— Begin Entries provided —

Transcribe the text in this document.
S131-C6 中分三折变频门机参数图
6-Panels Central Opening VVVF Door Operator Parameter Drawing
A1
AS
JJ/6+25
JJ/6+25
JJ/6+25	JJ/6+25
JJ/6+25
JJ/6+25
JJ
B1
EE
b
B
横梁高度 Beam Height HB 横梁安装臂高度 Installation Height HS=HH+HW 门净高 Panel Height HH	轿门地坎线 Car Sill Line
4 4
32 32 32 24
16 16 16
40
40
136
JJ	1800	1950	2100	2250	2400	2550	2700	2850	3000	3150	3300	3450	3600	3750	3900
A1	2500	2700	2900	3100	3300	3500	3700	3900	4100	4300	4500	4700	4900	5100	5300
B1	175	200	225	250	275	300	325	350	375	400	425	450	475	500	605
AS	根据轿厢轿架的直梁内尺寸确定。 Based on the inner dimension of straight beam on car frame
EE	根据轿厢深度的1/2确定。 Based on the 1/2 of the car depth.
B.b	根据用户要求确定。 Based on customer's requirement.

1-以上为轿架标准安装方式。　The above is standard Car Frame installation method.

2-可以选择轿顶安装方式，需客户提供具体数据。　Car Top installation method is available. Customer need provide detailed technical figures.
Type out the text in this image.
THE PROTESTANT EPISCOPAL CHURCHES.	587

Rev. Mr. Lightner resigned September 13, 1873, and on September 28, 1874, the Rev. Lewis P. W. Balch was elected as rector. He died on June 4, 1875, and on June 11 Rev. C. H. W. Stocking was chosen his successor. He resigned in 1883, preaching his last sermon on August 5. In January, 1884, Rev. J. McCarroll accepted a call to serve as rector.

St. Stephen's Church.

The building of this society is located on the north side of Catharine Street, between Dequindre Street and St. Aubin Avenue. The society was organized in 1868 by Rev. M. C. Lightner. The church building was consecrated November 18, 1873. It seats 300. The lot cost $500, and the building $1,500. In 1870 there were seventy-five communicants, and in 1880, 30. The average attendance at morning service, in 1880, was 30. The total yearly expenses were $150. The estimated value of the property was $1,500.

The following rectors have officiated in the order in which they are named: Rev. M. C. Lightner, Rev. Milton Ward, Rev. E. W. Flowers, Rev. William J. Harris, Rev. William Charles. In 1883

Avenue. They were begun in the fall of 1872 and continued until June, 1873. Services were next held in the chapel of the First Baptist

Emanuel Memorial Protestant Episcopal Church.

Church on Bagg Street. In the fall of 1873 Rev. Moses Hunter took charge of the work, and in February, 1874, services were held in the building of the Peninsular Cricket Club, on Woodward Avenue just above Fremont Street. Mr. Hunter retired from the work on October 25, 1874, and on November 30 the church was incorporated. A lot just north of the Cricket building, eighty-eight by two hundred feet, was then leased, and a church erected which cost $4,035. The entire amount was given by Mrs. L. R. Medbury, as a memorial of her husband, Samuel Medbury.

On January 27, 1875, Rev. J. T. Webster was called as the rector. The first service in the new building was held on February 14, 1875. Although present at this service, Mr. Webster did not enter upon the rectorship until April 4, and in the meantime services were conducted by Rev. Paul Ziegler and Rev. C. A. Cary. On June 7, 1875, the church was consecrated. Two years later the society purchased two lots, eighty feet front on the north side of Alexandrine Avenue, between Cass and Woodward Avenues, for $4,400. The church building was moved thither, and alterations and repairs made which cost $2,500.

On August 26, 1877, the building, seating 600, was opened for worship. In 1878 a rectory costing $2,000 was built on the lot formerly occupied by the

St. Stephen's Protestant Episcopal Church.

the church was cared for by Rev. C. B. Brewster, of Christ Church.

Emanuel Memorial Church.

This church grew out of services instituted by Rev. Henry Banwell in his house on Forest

— End Entries provided —

* _Exercise directions_: Find every line containing the word "January", then give the total and nothing more.

* _Final result_: 2